##### PROVIDED INFORMATION

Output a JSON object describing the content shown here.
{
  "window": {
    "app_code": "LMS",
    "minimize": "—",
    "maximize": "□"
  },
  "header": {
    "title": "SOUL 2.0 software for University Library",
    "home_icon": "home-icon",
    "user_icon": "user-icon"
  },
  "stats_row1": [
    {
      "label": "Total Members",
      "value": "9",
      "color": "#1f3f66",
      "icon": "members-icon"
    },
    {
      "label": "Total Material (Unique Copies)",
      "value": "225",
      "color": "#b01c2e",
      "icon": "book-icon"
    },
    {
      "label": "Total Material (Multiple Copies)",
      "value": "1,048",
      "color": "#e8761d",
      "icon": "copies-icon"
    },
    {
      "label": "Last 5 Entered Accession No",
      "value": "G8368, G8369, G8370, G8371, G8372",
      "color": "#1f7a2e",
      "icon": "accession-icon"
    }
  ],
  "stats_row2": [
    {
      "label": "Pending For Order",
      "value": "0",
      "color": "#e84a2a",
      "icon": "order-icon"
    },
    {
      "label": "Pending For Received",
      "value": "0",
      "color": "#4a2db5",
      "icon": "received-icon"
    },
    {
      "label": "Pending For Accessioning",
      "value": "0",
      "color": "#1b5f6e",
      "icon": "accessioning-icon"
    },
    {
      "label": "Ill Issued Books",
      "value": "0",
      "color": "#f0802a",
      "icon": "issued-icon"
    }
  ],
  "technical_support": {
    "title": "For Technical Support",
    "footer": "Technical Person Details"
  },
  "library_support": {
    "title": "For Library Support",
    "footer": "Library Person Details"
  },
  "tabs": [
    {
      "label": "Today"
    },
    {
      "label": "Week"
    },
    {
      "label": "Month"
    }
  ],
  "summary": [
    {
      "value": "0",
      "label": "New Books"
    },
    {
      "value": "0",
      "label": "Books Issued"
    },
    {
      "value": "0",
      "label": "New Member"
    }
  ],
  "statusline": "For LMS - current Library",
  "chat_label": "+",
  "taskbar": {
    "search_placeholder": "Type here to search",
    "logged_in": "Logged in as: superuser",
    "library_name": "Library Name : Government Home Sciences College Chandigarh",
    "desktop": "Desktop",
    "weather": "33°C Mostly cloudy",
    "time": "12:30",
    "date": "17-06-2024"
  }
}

##########

* WHAT IS EXPECTED
Set down all of the data above, word for word.

* PROBLEM SOLUTION
Output a JSON object describing the content shown here.
{
  "window": {
    "app_code": "LMS",
    "minimize": "—",
    "maximize": "□"
  },
  "header": {
    "title": "SOUL 2.0 software for University Library",
    "home_icon": "home-icon",
    "user_icon": "user-icon"
  },
  "stats_row1": [
    {
      "label": "Total Members",
      "value": "9",
      "color": "#1f3f66",
      "icon": "members-icon"
    },
    {
      "label": "Total Material (Unique Copies)",
      "value": "225",
      "color": "#b01c2e",
      "icon": "book-icon"
    },
    {
      "label": "Total Material (Multiple Copies)",
      "value": "1,048",
      "color": "#e8761d",
      "icon": "copies-icon"
    },
    {
      "label": "Last 5 Entered Accession No",
      "value": "G8368, G8369, G8370, G8371, G8372",
      "color": "#1f7a2e",
      "icon": "accession-icon"
    }
  ],
  "stats_row2": [
    {
      "label": "Pending For Order",
      "value": "0",
      "color": "#e84a2a",
      "icon": "order-icon"
    },
    {
      "label": "Pending For Received",
      "value": "0",
      "color": "#4a2db5",
      "icon": "received-icon"
    },
    {
      "label": "Pending For Accessioning",
      "value": "0",
      "color": "#1b5f6e",
      "icon": "accessioning-icon"
    },
    {
      "label": "Ill Issued Books",
      "value": "0",
      "color": "#f0802a",
      "icon": "issued-icon"
    }
  ],
  "technical_support": {
    "title": "For Technical Support",
    "footer": "Technical Person Details"
  },
  "library_support": {
    "title": "For Library Support",
    "footer": "Library Person Details"
  },
  "tabs": [
    {
      "label": "Today"
    },
    {
      "label": "Week"
    },
    {
      "label": "Month"
    }
  ],
  "summary": [
    {
      "value": "0",
      "label": "New Books"
    },
    {
      "value": "0",
      "label": "Books Issued"
    },
    {
      "value": "0",
      "label": "New Member"
    }
  ],
  "statusline": "For LMS - current Library",
  "chat_label": "+",
  "taskbar": {
    "search_placeholder": "Type here to search",
    "logged_in": "Logged in as: superuser",
    "library_name": "Library Name : Government Home Sciences College Chandigarh",
    "desktop": "Desktop",
    "weather": "33°C Mostly cloudy",
    "time": "12:30",
    "date": "17-06-2024"
  }
}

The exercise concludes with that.